- Task to complete -
Repeat each record exactly as written, and drop any images.

######

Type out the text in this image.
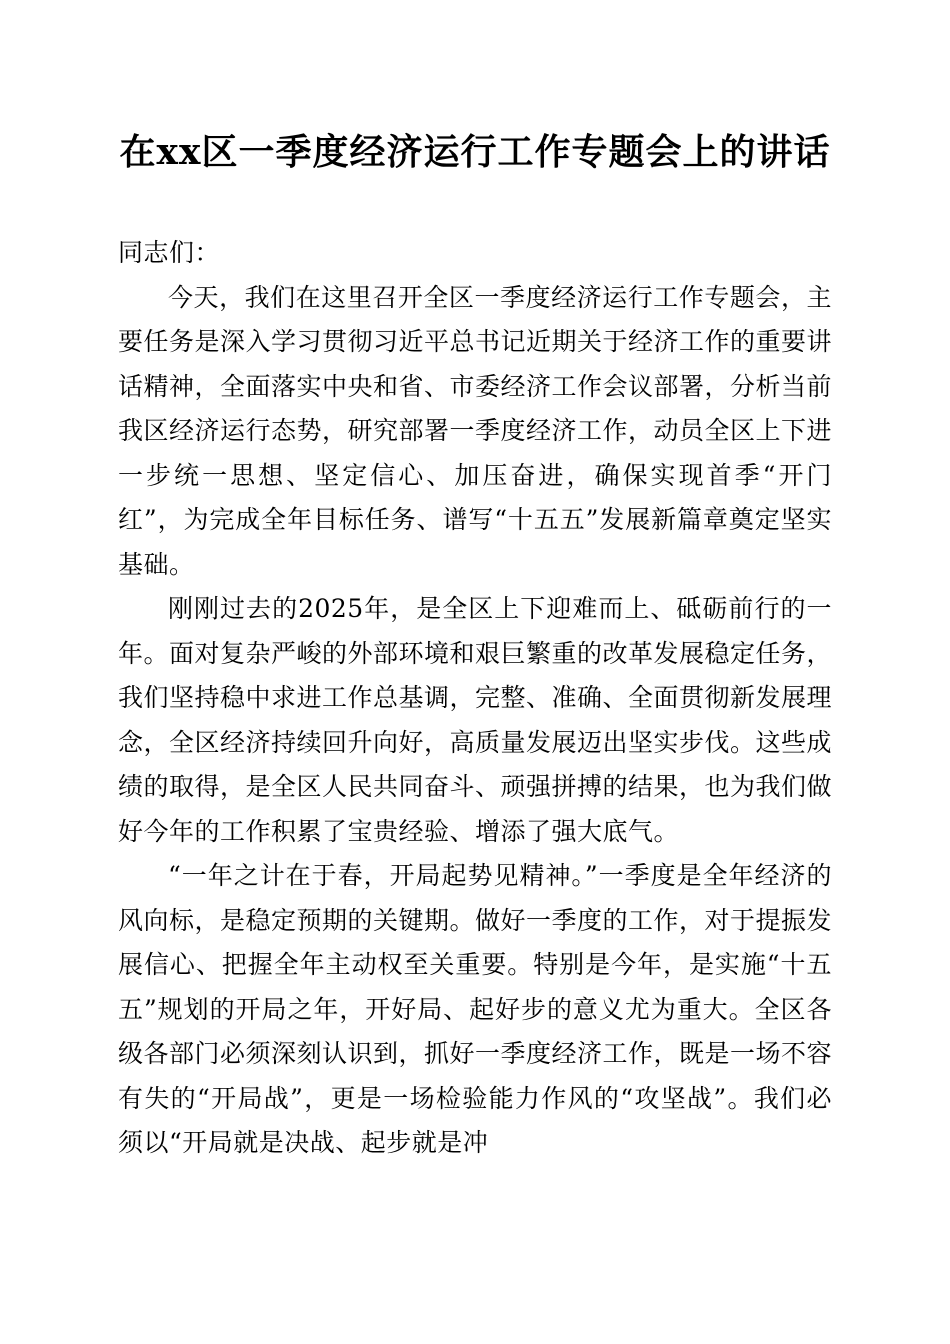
在xx区一季度经济运行工作专题会上的讲话

同志们：

今天，我们在这里召开全区一季度经济运行工作专题会，主要任务是深入学习贯彻习近平总书记近期关于经济工作的重要讲话精神，全面落实中央和省、市委经济工作会议部署，分析当前我区经济运行态势，研究部署一季度经济工作，动员全区上下进一步统一思想、坚定信心、加压奋进，确保实现首季“开门红”，为完成全年目标任务、谱写“十五五”发展新篇章奠定坚实基础。

刚刚过去的2025年，是全区上下迎难而上、砥砺前行的一年。面对复杂严峻的外部环境和艰巨繁重的改革发展稳定任务，我们坚持稳中求进工作总基调，完整、准确、全面贯彻新发展理念，全区经济持续回升向好，高质量发展迈出坚实步伐。这些成绩的取得，是全区人民共同奋斗、顽强拼搏的结果，也为我们做好今年的工作积累了宝贵经验、增添了强大底气。

“一年之计在于春，开局起势见精神。”一季度是全年经济的风向标，是稳定预期的关键期。做好一季度的工作，对于提振发展信心、把握全年主动权至关重要。特别是今年，是实施“十五五”规划的开局之年，开好局、起好步的意义尤为重大。全区各级各部门必须深刻认识到，抓好一季度经济工作，既是一场不容有失的“开局战”，更是一场检验能力作风的“攻坚战”。我们必须以“开局就是决战、起步就是冲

######

- Solution to the exercise -
Type out the text in this image.
在xx区一季度经济运行工作专题会上的讲话

同志们：

今天，我们在这里召开全区一季度经济运行工作专题会，主要任务是深入学习贯彻习近平总书记近期关于经济工作的重要讲话精神，全面落实中央和省、市委经济工作会议部署，分析当前我区经济运行态势，研究部署一季度经济工作，动员全区上下进一步统一思想、坚定信心、加压奋进，确保实现首季“开门红”，为完成全年目标任务、谱写“十五五”发展新篇章奠定坚实基础。

刚刚过去的2025年，是全区上下迎难而上、砥砺前行的一年。面对复杂严峻的外部环境和艰巨繁重的改革发展稳定任务，我们坚持稳中求进工作总基调，完整、准确、全面贯彻新发展理念，全区经济持续回升向好，高质量发展迈出坚实步伐。这些成绩的取得，是全区人民共同奋斗、顽强拼搏的结果，也为我们做好今年的工作积累了宝贵经验、增添了强大底气。

“一年之计在于春，开局起势见精神。”一季度是全年经济的风向标，是稳定预期的关键期。做好一季度的工作，对于提振发展信心、把握全年主动权至关重要。特别是今年，是实施“十五五”规划的开局之年，开好局、起好步的意义尤为重大。全区各级各部门必须深刻认识到，抓好一季度经济工作，既是一场不容有失的“开局战”，更是一场检验能力作风的“攻坚战”。我们必须以“开局就是决战、起步就是冲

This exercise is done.